# Exercise data start

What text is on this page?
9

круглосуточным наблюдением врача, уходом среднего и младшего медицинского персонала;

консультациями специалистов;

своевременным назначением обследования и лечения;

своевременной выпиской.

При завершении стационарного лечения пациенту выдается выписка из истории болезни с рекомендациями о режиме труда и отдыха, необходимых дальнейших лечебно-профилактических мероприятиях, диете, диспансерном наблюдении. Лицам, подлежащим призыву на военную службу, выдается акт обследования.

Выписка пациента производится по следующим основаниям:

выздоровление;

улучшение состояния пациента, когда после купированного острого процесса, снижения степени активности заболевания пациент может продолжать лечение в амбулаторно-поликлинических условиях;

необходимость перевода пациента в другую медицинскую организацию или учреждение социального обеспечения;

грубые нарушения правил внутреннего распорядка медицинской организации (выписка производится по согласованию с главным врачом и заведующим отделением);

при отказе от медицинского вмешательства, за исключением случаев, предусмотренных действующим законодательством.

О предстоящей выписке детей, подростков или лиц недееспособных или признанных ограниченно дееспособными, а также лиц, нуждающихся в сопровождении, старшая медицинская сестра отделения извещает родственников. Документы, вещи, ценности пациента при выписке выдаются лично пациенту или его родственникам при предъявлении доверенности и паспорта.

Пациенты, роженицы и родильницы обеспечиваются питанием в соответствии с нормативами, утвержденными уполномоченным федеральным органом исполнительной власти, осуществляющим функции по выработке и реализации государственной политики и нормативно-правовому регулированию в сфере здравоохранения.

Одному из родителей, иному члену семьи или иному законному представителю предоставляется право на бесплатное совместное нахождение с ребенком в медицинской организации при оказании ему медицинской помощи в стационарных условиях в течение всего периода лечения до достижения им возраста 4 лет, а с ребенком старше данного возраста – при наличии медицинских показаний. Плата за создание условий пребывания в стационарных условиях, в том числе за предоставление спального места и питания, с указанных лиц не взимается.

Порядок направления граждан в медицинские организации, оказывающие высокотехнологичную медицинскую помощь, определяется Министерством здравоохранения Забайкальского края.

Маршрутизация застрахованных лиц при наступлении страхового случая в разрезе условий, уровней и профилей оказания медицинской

# Exercise data end

[Objective]: Return only the count of lines in the records that hold the word "производится".

[Output for this task]: 2